WHAT THE EXERCISE ASKS:
Gather the lines below that include the string "random", copying each in full.

Records from a data source
-----

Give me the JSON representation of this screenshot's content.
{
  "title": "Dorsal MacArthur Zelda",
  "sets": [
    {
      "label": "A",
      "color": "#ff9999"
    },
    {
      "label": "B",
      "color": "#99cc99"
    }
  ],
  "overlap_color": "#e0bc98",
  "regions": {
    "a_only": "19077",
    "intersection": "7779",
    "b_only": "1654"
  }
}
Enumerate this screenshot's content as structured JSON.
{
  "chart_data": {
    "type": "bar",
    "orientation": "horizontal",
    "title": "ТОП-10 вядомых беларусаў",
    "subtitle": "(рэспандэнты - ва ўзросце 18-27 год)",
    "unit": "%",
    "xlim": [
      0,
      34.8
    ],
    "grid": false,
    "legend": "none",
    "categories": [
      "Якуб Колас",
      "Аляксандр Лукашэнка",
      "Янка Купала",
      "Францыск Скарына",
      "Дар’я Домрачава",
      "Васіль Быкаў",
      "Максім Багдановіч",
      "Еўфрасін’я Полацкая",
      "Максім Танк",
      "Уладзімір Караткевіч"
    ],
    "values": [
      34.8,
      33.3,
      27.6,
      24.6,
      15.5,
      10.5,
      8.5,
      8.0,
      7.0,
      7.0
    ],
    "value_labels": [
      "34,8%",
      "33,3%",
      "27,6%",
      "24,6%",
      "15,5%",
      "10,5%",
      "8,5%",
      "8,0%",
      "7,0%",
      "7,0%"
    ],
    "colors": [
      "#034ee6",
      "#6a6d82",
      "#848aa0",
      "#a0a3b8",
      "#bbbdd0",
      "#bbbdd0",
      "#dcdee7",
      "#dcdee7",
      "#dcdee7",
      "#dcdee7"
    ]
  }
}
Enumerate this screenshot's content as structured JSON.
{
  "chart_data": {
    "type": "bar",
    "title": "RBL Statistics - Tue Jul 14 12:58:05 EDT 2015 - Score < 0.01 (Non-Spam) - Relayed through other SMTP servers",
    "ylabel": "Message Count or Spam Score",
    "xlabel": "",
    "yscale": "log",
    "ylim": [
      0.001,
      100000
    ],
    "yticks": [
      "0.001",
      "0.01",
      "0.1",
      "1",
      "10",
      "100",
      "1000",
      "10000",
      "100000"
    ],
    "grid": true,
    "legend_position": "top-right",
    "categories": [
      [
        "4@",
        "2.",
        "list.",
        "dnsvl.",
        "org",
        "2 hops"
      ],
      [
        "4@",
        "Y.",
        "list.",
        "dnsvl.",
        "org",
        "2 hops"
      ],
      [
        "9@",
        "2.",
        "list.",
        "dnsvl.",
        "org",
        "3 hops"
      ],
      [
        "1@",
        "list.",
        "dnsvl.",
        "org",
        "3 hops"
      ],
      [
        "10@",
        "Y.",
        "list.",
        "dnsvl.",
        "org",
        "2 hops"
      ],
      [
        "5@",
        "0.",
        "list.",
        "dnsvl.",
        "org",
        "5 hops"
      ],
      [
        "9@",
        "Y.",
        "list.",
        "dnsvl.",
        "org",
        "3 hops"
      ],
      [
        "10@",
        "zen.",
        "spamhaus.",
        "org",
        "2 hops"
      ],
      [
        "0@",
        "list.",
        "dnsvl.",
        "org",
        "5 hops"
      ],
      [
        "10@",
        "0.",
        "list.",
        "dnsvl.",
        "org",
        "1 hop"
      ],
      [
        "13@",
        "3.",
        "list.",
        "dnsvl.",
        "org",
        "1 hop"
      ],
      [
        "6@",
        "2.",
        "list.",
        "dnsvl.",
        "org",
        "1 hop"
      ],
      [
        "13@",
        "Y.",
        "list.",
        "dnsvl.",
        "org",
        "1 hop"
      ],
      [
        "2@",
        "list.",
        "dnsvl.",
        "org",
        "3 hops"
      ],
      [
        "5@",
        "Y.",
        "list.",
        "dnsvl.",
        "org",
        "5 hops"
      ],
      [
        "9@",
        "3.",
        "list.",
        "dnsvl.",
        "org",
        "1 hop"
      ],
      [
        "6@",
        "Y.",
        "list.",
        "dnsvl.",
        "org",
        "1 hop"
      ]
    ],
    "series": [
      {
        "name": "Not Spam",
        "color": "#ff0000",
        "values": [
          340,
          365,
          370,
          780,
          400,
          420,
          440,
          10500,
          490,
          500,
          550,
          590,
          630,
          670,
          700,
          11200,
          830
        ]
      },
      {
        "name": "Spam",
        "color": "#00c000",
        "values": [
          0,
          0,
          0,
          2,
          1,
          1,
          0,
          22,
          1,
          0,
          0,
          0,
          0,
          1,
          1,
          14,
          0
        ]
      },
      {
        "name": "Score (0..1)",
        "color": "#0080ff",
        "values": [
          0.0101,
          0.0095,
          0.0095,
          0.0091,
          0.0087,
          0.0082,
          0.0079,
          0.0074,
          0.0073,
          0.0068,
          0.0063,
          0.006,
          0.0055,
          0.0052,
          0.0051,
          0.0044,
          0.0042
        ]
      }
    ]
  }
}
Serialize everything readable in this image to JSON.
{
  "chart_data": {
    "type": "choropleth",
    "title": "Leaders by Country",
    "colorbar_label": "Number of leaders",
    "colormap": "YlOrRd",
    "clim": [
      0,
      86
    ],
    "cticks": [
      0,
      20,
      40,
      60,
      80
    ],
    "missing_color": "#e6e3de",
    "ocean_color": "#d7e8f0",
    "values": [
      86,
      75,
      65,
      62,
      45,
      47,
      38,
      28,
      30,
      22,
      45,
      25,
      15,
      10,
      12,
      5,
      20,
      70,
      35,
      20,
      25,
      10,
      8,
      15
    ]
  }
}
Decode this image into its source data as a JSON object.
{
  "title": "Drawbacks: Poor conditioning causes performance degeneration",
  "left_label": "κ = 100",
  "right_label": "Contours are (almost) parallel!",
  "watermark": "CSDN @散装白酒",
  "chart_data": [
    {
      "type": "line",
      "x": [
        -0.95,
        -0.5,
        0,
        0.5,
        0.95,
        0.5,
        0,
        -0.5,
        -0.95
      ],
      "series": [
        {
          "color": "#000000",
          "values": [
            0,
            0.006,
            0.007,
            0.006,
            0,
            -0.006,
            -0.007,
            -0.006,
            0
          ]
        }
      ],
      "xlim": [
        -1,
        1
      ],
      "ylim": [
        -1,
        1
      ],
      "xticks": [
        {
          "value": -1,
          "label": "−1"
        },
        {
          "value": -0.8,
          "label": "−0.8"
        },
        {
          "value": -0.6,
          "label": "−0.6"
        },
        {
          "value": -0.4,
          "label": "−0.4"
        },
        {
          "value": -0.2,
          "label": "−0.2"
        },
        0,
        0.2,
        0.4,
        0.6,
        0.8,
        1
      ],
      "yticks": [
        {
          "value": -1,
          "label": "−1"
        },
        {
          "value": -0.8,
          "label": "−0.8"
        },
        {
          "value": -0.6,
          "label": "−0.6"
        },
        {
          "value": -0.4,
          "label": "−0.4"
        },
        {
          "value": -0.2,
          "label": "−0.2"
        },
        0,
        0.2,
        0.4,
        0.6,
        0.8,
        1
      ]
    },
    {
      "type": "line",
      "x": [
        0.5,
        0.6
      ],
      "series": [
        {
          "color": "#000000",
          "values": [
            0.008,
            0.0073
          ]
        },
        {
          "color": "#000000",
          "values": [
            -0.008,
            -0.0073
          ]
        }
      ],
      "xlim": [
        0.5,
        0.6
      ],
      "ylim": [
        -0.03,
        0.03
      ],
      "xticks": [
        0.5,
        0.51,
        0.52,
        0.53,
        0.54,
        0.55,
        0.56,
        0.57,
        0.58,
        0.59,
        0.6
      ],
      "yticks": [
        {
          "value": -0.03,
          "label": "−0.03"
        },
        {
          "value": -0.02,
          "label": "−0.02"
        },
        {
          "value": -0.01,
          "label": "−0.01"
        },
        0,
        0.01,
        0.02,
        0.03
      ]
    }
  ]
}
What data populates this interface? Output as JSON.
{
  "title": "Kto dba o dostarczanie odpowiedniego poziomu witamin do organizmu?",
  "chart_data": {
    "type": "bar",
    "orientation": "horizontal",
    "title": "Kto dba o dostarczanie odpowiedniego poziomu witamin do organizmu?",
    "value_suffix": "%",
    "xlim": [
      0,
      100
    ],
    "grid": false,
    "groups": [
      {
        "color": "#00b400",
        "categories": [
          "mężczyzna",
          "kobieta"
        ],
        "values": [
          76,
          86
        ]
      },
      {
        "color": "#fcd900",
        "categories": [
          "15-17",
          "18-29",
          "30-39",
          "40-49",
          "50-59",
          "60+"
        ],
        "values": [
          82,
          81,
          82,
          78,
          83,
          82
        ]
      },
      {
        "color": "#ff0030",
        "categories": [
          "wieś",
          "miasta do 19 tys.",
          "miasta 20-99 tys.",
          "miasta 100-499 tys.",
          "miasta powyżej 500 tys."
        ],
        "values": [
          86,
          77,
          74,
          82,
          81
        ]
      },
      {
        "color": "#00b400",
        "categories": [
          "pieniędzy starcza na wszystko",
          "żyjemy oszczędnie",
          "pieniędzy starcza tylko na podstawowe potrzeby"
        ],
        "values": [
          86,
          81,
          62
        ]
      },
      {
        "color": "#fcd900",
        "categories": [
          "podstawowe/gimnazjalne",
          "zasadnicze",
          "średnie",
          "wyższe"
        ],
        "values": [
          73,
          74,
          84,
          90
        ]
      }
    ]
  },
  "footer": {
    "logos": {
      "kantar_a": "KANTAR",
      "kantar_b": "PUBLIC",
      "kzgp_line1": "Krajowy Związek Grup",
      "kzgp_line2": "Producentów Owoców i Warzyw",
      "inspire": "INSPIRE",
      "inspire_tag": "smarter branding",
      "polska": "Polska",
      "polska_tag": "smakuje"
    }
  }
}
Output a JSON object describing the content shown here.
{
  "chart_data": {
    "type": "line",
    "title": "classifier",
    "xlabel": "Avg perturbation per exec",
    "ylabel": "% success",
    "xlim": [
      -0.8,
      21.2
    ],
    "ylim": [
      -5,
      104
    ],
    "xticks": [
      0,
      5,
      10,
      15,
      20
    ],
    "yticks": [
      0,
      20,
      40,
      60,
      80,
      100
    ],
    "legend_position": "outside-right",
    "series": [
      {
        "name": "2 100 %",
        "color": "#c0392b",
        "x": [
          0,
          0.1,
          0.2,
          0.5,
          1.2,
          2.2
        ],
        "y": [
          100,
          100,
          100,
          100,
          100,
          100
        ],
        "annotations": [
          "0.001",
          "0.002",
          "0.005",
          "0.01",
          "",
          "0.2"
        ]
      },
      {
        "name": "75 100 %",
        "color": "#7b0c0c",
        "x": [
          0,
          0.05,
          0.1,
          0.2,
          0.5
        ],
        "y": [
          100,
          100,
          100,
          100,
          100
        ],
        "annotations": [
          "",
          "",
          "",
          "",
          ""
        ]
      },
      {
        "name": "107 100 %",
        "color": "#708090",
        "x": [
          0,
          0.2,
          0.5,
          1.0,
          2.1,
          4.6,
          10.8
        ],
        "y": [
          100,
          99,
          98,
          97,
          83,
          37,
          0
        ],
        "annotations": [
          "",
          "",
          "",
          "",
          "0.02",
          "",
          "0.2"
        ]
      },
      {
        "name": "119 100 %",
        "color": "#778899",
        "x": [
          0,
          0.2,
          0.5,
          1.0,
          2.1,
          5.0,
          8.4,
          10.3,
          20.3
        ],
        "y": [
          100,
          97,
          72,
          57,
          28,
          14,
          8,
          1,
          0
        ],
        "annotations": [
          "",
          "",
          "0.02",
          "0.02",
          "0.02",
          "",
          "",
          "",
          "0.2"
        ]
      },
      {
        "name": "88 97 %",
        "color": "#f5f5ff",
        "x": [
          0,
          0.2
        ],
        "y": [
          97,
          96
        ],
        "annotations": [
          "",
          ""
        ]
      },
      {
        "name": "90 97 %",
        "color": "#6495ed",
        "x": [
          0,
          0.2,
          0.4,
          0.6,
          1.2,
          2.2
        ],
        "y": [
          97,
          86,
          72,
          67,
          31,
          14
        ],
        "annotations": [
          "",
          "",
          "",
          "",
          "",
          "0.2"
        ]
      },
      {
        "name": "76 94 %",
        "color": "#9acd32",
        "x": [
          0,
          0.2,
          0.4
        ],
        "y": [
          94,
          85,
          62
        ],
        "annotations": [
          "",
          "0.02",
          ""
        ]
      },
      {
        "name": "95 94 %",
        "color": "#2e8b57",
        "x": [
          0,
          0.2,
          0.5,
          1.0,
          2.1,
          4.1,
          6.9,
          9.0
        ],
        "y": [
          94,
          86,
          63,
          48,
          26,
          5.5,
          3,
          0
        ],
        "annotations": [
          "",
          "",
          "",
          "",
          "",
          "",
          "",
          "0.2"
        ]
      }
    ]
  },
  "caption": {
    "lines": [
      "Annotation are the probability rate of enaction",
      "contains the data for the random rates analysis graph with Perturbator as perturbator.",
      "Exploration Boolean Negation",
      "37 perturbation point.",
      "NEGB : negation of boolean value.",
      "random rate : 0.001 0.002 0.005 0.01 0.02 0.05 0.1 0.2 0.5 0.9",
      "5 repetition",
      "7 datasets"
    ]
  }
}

-----

THE RESPONSE:
      "contains the data for the random rates analysis graph with Perturbator as perturbator.",
      "random rate : 0.001 0.002 0.005 0.01 0.02 0.05 0.1 0.2 0.5 0.9",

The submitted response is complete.